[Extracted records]
####
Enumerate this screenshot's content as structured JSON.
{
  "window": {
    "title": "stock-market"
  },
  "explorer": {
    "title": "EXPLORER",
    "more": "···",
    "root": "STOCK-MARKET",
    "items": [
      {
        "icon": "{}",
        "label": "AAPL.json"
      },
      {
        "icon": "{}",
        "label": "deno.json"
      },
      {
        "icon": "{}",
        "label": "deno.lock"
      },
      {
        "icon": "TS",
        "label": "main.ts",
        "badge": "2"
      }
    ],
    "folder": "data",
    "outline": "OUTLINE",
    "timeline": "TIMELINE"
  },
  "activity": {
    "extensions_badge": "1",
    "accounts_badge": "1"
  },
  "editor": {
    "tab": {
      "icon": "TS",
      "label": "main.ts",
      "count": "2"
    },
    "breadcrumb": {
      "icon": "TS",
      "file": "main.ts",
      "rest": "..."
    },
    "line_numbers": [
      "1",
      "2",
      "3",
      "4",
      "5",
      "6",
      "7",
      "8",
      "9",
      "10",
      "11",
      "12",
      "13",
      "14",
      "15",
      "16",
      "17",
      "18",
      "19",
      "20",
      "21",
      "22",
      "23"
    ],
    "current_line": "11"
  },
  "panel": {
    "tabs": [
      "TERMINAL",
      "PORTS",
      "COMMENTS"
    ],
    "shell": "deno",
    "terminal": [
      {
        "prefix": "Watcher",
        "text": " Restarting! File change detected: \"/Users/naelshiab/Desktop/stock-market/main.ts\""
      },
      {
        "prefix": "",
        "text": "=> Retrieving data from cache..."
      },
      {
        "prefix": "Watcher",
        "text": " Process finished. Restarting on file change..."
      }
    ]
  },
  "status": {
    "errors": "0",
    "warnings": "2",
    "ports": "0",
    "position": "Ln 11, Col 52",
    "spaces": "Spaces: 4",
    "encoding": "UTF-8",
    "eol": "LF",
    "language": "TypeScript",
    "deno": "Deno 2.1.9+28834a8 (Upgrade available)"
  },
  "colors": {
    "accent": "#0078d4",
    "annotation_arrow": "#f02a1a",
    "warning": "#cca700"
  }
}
####
*The exercise*:
Return the entries in full, keeping every line exactly as it is.

*Full output*:
Enumerate this screenshot's content as structured JSON.
{
  "window": {
    "title": "stock-market"
  },
  "explorer": {
    "title": "EXPLORER",
    "more": "···",
    "root": "STOCK-MARKET",
    "items": [
      {
        "icon": "{}",
        "label": "AAPL.json"
      },
      {
        "icon": "{}",
        "label": "deno.json"
      },
      {
        "icon": "{}",
        "label": "deno.lock"
      },
      {
        "icon": "TS",
        "label": "main.ts",
        "badge": "2"
      }
    ],
    "folder": "data",
    "outline": "OUTLINE",
    "timeline": "TIMELINE"
  },
  "activity": {
    "extensions_badge": "1",
    "accounts_badge": "1"
  },
  "editor": {
    "tab": {
      "icon": "TS",
      "label": "main.ts",
      "count": "2"
    },
    "breadcrumb": {
      "icon": "TS",
      "file": "main.ts",
      "rest": "..."
    },
    "line_numbers": [
      "1",
      "2",
      "3",
      "4",
      "5",
      "6",
      "7",
      "8",
      "9",
      "10",
      "11",
      "12",
      "13",
      "14",
      "15",
      "16",
      "17",
      "18",
      "19",
      "20",
      "21",
      "22",
      "23"
    ],
    "current_line": "11"
  },
  "panel": {
    "tabs": [
      "TERMINAL",
      "PORTS",
      "COMMENTS"
    ],
    "shell": "deno",
    "terminal": [
      {
        "prefix": "Watcher",
        "text": " Restarting! File change detected: \"/Users/naelshiab/Desktop/stock-market/main.ts\""
      },
      {
        "prefix": "",
        "text": "=> Retrieving data from cache..."
      },
      {
        "prefix": "Watcher",
        "text": " Process finished. Restarting on file change..."
      }
    ]
  },
  "status": {
    "errors": "0",
    "warnings": "2",
    "ports": "0",
    "position": "Ln 11, Col 52",
    "spaces": "Spaces: 4",
    "encoding": "UTF-8",
    "eol": "LF",
    "language": "TypeScript",
    "deno": "Deno 2.1.9+28834a8 (Upgrade available)"
  },
  "colors": {
    "accent": "#0078d4",
    "annotation_arrow": "#f02a1a",
    "warning": "#cca700"
  }
}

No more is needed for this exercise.